START Task material
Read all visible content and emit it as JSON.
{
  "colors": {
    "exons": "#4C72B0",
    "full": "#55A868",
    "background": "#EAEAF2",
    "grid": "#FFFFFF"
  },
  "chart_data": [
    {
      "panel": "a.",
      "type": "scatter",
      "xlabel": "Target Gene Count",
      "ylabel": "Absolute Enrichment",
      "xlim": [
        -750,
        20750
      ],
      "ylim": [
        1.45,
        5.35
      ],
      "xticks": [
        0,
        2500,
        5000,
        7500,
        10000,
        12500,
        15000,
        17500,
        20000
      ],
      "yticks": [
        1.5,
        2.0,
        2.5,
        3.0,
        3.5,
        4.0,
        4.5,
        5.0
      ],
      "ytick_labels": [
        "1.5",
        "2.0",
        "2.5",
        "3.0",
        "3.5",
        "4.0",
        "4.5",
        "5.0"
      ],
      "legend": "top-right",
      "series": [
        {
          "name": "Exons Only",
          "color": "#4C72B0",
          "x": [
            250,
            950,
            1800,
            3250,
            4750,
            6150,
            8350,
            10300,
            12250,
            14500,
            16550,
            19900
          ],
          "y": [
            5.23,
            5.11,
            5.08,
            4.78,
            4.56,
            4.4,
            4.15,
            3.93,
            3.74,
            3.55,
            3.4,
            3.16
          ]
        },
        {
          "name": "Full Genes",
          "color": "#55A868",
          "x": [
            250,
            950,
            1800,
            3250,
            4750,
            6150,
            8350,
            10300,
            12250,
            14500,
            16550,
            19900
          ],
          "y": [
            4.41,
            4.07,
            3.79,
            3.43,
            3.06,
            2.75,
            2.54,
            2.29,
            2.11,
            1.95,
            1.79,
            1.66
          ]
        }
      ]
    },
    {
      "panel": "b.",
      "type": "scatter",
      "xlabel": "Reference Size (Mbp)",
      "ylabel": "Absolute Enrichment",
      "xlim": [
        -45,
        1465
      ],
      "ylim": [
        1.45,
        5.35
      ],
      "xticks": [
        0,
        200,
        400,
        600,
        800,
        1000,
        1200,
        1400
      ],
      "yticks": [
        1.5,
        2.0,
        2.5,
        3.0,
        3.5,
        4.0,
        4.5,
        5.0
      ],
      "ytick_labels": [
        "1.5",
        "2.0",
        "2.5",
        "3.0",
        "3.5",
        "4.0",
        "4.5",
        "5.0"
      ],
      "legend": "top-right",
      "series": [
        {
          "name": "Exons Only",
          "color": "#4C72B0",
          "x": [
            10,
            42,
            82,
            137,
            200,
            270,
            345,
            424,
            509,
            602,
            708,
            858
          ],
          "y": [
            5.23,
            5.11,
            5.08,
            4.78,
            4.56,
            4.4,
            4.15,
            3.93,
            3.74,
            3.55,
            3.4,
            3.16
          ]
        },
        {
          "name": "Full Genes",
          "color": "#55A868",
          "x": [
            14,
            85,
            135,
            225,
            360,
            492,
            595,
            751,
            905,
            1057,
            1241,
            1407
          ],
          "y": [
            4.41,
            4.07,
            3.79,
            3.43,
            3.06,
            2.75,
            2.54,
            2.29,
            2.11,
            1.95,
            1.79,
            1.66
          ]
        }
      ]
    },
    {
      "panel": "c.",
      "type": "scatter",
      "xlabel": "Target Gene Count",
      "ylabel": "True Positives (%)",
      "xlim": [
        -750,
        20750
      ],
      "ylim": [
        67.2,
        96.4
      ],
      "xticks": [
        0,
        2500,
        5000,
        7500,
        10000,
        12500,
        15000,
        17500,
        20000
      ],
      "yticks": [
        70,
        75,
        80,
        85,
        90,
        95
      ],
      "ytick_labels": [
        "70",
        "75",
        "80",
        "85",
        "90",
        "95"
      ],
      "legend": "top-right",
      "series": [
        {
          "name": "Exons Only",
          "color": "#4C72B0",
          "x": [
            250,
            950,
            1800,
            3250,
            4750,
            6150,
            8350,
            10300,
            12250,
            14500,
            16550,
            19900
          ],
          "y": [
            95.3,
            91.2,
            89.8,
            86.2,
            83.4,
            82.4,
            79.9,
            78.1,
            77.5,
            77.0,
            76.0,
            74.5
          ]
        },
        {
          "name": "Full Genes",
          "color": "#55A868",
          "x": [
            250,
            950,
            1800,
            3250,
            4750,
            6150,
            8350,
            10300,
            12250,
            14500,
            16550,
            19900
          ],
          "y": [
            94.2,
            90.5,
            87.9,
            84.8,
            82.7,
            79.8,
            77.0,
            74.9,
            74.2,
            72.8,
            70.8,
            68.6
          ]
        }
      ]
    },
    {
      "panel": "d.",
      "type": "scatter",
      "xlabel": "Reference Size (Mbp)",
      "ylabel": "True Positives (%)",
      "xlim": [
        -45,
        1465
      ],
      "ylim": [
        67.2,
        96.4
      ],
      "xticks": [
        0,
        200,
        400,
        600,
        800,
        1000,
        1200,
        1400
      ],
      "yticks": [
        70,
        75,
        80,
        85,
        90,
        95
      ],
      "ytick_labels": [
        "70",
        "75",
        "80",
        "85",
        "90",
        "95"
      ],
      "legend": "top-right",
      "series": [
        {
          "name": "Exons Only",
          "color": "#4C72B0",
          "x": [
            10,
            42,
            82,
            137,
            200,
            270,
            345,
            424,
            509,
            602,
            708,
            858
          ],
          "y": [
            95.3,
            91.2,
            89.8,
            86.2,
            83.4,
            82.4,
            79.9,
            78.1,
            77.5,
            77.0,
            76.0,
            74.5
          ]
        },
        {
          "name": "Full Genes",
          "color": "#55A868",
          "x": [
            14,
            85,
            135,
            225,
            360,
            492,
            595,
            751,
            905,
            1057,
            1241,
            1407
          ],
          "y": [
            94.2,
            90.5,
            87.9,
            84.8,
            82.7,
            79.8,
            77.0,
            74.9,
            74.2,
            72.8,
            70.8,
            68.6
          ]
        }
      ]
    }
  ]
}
END Task material
START Task material
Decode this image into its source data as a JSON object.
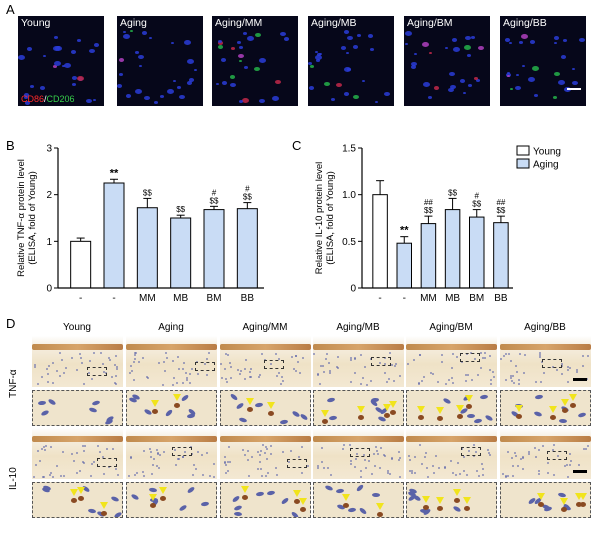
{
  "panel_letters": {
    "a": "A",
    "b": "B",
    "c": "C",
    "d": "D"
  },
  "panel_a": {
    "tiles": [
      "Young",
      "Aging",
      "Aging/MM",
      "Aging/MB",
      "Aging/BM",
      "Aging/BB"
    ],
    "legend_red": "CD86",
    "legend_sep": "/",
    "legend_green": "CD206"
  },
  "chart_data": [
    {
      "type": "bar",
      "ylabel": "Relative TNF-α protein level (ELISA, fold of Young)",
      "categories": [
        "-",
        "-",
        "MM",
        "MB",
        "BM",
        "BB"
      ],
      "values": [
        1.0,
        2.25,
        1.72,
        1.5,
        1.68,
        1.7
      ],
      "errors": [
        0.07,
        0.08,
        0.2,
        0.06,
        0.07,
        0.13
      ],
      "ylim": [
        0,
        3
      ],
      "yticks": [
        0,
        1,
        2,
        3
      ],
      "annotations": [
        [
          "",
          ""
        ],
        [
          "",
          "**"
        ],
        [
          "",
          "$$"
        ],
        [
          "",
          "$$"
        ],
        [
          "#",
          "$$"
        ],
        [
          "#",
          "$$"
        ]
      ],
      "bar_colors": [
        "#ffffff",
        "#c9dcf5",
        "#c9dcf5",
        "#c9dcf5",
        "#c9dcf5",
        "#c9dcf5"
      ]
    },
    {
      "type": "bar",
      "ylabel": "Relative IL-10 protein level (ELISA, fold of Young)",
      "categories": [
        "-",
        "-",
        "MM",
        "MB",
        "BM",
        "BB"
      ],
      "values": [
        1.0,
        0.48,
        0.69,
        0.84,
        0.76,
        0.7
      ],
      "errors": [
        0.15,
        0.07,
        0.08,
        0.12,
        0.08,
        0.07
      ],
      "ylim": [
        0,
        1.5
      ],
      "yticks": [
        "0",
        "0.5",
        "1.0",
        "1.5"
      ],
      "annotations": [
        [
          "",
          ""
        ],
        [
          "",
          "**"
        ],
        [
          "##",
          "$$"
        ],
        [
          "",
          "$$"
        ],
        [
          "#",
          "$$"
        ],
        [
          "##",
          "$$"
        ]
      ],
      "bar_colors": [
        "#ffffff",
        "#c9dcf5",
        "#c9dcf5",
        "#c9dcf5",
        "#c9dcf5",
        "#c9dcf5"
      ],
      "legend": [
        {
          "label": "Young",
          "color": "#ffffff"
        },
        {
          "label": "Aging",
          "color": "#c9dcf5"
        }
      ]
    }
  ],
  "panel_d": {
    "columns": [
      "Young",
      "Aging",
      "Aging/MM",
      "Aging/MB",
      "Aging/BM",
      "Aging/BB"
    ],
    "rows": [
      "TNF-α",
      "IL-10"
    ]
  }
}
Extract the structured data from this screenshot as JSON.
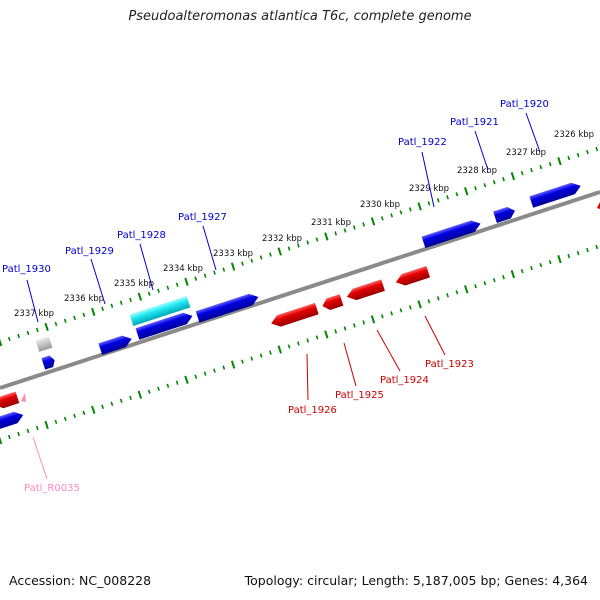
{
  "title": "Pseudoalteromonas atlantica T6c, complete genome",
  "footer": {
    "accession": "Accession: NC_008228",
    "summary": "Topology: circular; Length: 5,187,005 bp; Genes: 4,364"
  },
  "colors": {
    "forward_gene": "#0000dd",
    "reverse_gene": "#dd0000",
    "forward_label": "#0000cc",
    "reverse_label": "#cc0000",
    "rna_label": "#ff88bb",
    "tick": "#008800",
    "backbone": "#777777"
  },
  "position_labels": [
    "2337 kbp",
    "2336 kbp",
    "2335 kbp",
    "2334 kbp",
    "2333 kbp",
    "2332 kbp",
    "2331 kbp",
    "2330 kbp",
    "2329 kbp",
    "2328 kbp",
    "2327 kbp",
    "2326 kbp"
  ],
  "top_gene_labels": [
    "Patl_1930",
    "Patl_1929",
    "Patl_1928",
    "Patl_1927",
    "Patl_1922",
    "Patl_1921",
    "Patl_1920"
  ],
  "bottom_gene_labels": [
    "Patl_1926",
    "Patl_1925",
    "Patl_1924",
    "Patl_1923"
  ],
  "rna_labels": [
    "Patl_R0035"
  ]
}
END Task material
START Task material
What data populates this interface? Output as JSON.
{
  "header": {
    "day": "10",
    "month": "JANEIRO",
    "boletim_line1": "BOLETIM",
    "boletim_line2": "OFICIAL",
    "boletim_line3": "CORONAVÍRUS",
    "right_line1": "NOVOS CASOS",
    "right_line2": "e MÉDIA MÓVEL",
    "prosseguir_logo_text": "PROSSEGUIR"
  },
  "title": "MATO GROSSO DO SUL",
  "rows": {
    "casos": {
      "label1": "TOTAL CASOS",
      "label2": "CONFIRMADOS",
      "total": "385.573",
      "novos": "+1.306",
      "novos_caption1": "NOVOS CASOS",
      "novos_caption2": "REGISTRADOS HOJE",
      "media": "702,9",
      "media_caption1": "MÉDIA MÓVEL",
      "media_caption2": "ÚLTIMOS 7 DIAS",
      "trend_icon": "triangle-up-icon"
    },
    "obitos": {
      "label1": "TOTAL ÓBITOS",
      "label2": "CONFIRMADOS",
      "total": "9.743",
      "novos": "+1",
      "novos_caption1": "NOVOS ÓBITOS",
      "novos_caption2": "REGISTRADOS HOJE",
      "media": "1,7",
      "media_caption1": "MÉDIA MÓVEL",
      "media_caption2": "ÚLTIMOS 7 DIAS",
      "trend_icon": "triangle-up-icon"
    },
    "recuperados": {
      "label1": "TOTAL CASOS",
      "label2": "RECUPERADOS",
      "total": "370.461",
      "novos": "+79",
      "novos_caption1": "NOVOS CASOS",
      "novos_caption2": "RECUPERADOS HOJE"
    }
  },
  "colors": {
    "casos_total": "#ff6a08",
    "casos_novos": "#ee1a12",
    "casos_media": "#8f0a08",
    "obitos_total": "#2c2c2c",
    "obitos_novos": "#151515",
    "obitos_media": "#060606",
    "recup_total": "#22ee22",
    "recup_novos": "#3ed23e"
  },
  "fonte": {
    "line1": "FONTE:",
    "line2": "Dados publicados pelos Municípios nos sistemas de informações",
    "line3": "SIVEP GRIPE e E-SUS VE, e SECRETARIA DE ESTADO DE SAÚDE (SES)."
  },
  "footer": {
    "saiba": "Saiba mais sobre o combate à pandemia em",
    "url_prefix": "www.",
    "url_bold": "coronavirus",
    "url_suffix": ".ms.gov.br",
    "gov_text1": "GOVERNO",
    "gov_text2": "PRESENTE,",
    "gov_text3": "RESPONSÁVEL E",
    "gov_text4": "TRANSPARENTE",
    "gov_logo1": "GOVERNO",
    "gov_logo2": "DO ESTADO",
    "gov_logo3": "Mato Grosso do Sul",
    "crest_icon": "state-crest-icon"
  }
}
END Task material
Your goal - Please go through the data above and copy every line that has the word "this".

Result -
Decode this image into its source data as a JSON object.
Extract the structured data from this screenshot as JSON.
What data populates this interface? Output as JSON.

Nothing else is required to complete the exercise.